Exercise objective:
Find every line below that contains the word "Monthly" and copy it out.

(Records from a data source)
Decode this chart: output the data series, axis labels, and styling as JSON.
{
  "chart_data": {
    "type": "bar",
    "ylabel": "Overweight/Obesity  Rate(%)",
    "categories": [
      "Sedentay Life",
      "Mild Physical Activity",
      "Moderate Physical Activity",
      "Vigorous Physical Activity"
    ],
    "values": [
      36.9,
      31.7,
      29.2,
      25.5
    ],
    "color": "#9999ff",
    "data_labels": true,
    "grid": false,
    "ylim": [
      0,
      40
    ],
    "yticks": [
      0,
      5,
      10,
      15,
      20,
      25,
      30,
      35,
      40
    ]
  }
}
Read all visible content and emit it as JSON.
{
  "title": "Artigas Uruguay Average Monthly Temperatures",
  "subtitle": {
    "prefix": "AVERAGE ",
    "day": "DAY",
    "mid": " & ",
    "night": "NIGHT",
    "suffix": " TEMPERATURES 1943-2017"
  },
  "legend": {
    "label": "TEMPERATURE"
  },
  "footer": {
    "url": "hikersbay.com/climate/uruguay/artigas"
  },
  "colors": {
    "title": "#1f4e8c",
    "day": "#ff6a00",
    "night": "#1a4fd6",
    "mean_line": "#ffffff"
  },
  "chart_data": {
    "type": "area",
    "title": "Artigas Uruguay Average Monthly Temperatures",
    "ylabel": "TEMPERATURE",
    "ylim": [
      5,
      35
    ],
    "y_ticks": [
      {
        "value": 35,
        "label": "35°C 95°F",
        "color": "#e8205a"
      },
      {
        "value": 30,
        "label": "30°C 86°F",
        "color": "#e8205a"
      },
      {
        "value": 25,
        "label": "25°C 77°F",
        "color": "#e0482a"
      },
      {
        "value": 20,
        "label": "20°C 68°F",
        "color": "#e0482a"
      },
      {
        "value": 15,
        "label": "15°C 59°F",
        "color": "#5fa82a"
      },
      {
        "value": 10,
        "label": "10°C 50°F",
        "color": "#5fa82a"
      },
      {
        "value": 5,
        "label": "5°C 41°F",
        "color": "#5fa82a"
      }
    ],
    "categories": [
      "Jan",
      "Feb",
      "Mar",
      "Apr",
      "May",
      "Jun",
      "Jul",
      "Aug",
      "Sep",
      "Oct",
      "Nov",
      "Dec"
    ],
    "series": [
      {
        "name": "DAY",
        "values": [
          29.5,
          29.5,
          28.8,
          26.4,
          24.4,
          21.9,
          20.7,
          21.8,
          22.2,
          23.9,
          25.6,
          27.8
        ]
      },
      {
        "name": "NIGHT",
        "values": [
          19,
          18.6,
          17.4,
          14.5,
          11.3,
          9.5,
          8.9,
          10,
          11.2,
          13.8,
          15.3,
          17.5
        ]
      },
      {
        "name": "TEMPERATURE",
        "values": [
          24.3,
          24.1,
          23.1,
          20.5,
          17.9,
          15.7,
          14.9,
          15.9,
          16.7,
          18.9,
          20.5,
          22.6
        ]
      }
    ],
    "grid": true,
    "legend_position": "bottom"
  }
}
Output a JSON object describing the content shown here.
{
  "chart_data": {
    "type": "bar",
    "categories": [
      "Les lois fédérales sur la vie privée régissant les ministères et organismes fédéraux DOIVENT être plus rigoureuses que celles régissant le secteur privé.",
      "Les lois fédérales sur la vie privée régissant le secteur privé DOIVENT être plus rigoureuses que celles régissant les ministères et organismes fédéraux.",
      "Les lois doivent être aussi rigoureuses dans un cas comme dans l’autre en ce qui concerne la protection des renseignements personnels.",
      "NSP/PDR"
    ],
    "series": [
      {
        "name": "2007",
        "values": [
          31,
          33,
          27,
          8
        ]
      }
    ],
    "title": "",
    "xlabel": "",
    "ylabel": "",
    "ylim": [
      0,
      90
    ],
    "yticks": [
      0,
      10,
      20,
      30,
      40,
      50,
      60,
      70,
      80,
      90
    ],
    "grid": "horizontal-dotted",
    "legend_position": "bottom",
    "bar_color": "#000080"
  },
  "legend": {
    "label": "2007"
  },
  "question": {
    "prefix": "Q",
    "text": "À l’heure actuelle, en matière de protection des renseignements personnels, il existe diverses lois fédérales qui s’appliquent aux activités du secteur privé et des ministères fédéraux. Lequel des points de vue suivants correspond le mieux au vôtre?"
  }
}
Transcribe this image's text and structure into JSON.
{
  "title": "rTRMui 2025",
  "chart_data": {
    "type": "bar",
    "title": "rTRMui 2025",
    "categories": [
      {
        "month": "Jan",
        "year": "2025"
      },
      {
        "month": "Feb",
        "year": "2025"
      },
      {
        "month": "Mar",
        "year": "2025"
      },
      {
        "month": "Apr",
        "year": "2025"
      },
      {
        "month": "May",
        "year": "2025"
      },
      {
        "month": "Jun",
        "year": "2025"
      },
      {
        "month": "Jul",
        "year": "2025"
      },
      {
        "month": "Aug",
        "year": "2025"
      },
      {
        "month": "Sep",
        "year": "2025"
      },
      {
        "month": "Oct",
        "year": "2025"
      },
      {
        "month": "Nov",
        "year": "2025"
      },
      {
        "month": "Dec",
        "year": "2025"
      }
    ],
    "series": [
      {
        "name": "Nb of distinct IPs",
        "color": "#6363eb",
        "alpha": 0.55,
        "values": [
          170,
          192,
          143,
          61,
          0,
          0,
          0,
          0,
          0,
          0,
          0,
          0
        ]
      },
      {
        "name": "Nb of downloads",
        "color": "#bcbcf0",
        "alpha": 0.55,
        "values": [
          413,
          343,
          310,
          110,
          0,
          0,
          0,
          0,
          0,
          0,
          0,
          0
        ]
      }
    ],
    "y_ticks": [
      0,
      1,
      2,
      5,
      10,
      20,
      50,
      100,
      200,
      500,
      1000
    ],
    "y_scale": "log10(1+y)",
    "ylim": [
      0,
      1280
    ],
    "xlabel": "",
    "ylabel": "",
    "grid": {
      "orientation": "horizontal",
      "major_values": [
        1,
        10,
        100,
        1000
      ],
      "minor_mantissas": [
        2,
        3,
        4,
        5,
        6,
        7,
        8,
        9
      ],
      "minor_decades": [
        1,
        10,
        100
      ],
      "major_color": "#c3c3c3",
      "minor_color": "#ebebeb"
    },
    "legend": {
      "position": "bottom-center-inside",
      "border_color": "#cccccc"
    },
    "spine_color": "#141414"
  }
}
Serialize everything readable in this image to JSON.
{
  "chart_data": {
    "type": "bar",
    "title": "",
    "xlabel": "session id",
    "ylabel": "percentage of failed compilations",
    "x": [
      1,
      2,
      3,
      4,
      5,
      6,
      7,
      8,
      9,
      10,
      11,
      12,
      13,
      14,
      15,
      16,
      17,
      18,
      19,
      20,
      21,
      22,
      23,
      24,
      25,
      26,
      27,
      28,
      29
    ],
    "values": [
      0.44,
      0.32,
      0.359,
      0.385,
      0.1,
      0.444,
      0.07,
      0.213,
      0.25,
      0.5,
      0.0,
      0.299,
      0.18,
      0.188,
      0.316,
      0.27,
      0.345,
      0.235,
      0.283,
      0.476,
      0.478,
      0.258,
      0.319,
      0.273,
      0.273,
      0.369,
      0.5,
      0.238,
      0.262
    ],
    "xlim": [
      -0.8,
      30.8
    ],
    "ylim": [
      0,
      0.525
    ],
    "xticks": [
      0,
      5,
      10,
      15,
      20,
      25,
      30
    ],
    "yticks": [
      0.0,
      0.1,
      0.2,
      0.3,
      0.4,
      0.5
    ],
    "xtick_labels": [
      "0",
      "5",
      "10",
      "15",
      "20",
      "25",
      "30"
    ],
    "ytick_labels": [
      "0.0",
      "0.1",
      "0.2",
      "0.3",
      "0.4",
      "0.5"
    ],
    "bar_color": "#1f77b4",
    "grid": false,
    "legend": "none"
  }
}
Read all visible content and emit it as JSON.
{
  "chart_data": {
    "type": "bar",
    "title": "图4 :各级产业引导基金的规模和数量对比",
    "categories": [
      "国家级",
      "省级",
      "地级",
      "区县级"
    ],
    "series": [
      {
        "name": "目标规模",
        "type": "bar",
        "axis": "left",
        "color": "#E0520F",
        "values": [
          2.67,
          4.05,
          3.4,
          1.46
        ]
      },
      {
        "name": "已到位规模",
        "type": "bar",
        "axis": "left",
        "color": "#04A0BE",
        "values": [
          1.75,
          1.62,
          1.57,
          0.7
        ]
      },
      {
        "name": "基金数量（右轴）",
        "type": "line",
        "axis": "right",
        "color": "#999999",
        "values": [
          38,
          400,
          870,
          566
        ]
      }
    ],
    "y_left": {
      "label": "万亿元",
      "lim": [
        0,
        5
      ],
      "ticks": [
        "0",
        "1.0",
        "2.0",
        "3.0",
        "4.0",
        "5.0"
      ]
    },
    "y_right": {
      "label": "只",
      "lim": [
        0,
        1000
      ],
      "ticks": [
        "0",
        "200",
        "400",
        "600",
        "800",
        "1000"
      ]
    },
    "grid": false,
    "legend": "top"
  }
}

Result of this exercise:
  "title": "Artigas Uruguay Average Monthly Temperatures",
    "title": "Artigas Uruguay Average Monthly Temperatures",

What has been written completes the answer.